• The task
Write every line out verbatim and omit the pictures.

Part of a data file
################

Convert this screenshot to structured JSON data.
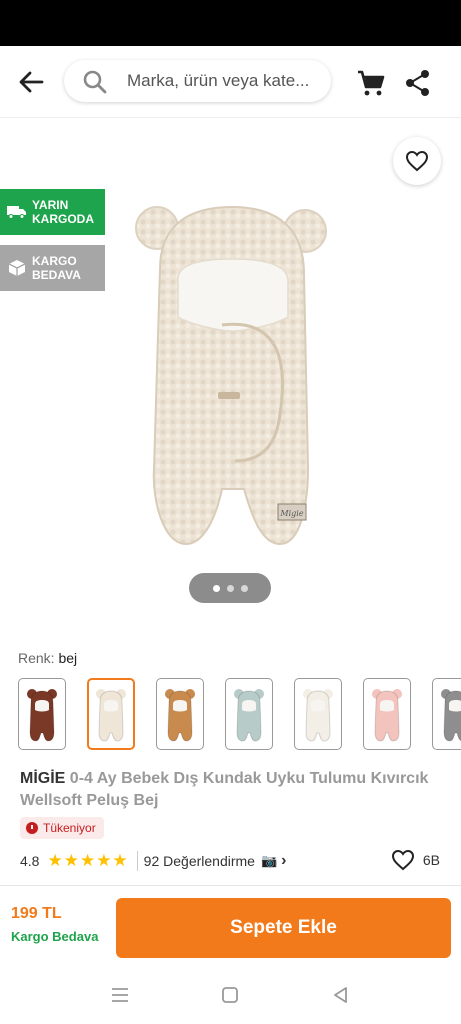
{
  "header": {
    "search_placeholder": "Marka, ürün veya kate...",
    "icons": [
      "back-arrow-icon",
      "search-icon",
      "cart-icon",
      "share-icon"
    ]
  },
  "gallery": {
    "badges": [
      {
        "label": "YARIN KARGODA",
        "line1": "YARIN",
        "line2": "KARGODA",
        "color": "#1ea44c",
        "icon": "truck-icon"
      },
      {
        "label": "KARGO BEDAVA",
        "line1": "KARGO",
        "line2": "BEDAVA",
        "color": "#a6a6a6",
        "icon": "box-icon"
      }
    ],
    "page_count": 3,
    "active_page": 1
  },
  "variants": {
    "color_label": "Renk:",
    "color_value": "bej",
    "swatches": [
      {
        "color": "#7a3826",
        "selected": false
      },
      {
        "color": "#efe6d8",
        "selected": true
      },
      {
        "color": "#c98a4e",
        "selected": false
      },
      {
        "color": "#b7cbc8",
        "selected": false
      },
      {
        "color": "#f3efe6",
        "selected": false
      },
      {
        "color": "#f3c3bd",
        "selected": false
      },
      {
        "color": "#8e8e8e",
        "selected": false
      }
    ]
  },
  "product": {
    "brand": "MİGİE",
    "name": " 0-4 Ay Bebek Dış Kundak Uyku Tulumu Kıvırcık Wellsoft Peluş Bej",
    "stock_status": "Tükeniyor",
    "rating": "4.8",
    "stars": 5,
    "review_count": "92 Değerlendirme",
    "likes": "6B"
  },
  "bottom_bar": {
    "price": "199 TL",
    "shipping": "Kargo Bedava",
    "add_to_cart": "Sepete Ekle"
  },
  "colors": {
    "accent": "#f27a1a",
    "green": "#1ea44c",
    "star": "#ffc000",
    "stock_red": "#c51d1d"
  }
}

################

• Solution to the exercise
Convert this screenshot to structured JSON data.
{
  "header": {
    "search_placeholder": "Marka, ürün veya kate...",
    "icons": [
      "back-arrow-icon",
      "search-icon",
      "cart-icon",
      "share-icon"
    ]
  },
  "gallery": {
    "badges": [
      {
        "label": "YARIN KARGODA",
        "line1": "YARIN",
        "line2": "KARGODA",
        "color": "#1ea44c",
        "icon": "truck-icon"
      },
      {
        "label": "KARGO BEDAVA",
        "line1": "KARGO",
        "line2": "BEDAVA",
        "color": "#a6a6a6",
        "icon": "box-icon"
      }
    ],
    "page_count": 3,
    "active_page": 1
  },
  "variants": {
    "color_label": "Renk:",
    "color_value": "bej",
    "swatches": [
      {
        "color": "#7a3826",
        "selected": false
      },
      {
        "color": "#efe6d8",
        "selected": true
      },
      {
        "color": "#c98a4e",
        "selected": false
      },
      {
        "color": "#b7cbc8",
        "selected": false
      },
      {
        "color": "#f3efe6",
        "selected": false
      },
      {
        "color": "#f3c3bd",
        "selected": false
      },
      {
        "color": "#8e8e8e",
        "selected": false
      }
    ]
  },
  "product": {
    "brand": "MİGİE",
    "name": " 0-4 Ay Bebek Dış Kundak Uyku Tulumu Kıvırcık Wellsoft Peluş Bej",
    "stock_status": "Tükeniyor",
    "rating": "4.8",
    "stars": 5,
    "review_count": "92 Değerlendirme",
    "likes": "6B"
  },
  "bottom_bar": {
    "price": "199 TL",
    "shipping": "Kargo Bedava",
    "add_to_cart": "Sepete Ekle"
  },
  "colors": {
    "accent": "#f27a1a",
    "green": "#1ea44c",
    "star": "#ffc000",
    "stock_red": "#c51d1d"
  }
}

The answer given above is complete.